# [Stated goal]
Render the records as a Markdown table with the columns Row and Line, from the first line through the line containing "- x-tick-label: 12: [453, 314, 464, 326]", both included. Number each line in Row, put its text in Line, and leave out blank lines.

....................

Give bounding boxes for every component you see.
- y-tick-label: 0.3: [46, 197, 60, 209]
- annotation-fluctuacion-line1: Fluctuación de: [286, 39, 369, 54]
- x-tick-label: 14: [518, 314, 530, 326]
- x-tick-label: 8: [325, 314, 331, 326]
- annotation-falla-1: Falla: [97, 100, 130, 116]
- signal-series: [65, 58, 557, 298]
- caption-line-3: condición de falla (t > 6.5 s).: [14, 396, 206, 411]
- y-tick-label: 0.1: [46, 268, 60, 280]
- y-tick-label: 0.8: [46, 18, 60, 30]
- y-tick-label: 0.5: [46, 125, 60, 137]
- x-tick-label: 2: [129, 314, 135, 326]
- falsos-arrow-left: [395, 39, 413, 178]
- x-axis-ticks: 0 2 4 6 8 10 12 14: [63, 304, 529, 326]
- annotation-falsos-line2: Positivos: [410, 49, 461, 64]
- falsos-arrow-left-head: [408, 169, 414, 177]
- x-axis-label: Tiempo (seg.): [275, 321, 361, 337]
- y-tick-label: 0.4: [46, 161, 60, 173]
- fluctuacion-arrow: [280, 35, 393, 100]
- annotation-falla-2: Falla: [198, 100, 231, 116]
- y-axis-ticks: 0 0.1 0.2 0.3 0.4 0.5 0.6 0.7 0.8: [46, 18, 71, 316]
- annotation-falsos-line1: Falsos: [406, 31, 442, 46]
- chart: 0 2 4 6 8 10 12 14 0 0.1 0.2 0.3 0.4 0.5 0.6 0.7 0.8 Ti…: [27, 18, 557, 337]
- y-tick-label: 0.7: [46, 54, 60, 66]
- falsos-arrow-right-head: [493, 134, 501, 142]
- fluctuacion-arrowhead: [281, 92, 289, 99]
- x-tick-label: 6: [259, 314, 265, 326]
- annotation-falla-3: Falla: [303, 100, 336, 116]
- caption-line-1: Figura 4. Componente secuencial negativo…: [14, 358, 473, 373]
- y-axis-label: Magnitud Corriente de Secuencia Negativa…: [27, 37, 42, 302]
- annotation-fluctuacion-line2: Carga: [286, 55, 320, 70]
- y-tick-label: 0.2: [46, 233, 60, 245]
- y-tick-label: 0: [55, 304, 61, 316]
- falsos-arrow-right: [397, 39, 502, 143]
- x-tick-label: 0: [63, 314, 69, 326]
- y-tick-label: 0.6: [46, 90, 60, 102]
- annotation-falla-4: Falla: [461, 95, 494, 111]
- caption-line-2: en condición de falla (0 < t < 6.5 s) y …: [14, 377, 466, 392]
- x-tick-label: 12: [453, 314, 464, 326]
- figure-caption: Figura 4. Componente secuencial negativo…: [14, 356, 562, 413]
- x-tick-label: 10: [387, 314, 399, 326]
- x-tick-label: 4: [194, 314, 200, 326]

....................

# [Solution]
| Row | Line |
|---|---|
| 1 | Give bounding boxes for every component you see. |
| 2 | - y-tick-label: 0.3: [46, 197, 60, 209] |
| 3 | - annotation-fluctuacion-line1: Fluctuación de: [286, 39, 369, 54] |
| 4 | - x-tick-label: 14: [518, 314, 530, 326] |
| 5 | - x-tick-label: 8: [325, 314, 331, 326] |
| 6 | - annotation-falla-1: Falla: [97, 100, 130, 116] |
| 7 | - signal-series: [65, 58, 557, 298] |
| 8 | - caption-line-3: condición de falla (t > 6.5 s).: [14, 396, 206, 411] |
| 9 | - y-tick-label: 0.1: [46, 268, 60, 280] |
| 10 | - y-tick-label: 0.8: [46, 18, 60, 30] |
| 11 | - y-tick-label: 0.5: [46, 125, 60, 137] |
| 12 | - x-tick-label: 2: [129, 314, 135, 326] |
| 13 | - falsos-arrow-left: [395, 39, 413, 178] |
| 14 | - x-axis-ticks: 0 2 4 6 8 10 12 14: [63, 304, 529, 326] |
| 15 | - annotation-falsos-line2: Positivos: [410, 49, 461, 64] |
| 16 | - falsos-arrow-left-head: [408, 169, 414, 177] |
| 17 | - x-axis-label: Tiempo (seg.): [275, 321, 361, 337] |
| 18 | - y-tick-label: 0.4: [46, 161, 60, 173] |
| 19 | - fluctuacion-arrow: [280, 35, 393, 100] |
| 20 | - annotation-falla-2: Falla: [198, 100, 231, 116] |
| 21 | - y-axis-ticks: 0 0.1 0.2 0.3 0.4 0.5 0.6 0.7 0.8: [46, 18, 71, 316] |
| 22 | - annotation-falsos-line1: Falsos: [406, 31, 442, 46] |
| 23 | - chart: 0 2 4 6 8 10 12 14 0 0.1 0.2 0.3 0.4 0.5 0.6 0.7 0.8 Ti…: [27, 18, 557, 337] |
| 24 | - y-tick-label: 0.7: [46, 54, 60, 66] |
| 25 | - falsos-arrow-right-head: [493, 134, 501, 142] |
| 26 | - fluctuacion-arrowhead: [281, 92, 289, 99] |
| 27 | - x-tick-label: 6: [259, 314, 265, 326] |
| 28 | - annotation-falla-3: Falla: [303, 100, 336, 116] |
| 29 | - caption-line-1: Figura 4. Componente secuencial negativo…: [14, 358, 473, 373] |
| 30 | - y-axis-label: Magnitud Corriente de Secuencia Negativa…: [27, 37, 42, 302] |
| 31 | - annotation-fluctuacion-line2: Carga: [286, 55, 320, 70] |
| 32 | - y-tick-label: 0.2: [46, 233, 60, 245] |
| 33 | - y-tick-label: 0: [55, 304, 61, 316] |
| 34 | - falsos-arrow-right: [397, 39, 502, 143] |
| 35 | - x-tick-label: 0: [63, 314, 69, 326] |
| 36 | - y-tick-label: 0.6: [46, 90, 60, 102] |
| 37 | - annotation-falla-4: Falla: [461, 95, 494, 111] |
| 38 | - caption-line-2: en condición de falla (0 < t < 6.5 s) y …: [14, 377, 466, 392] |
| 39 | - x-tick-label: 12: [453, 314, 464, 326] |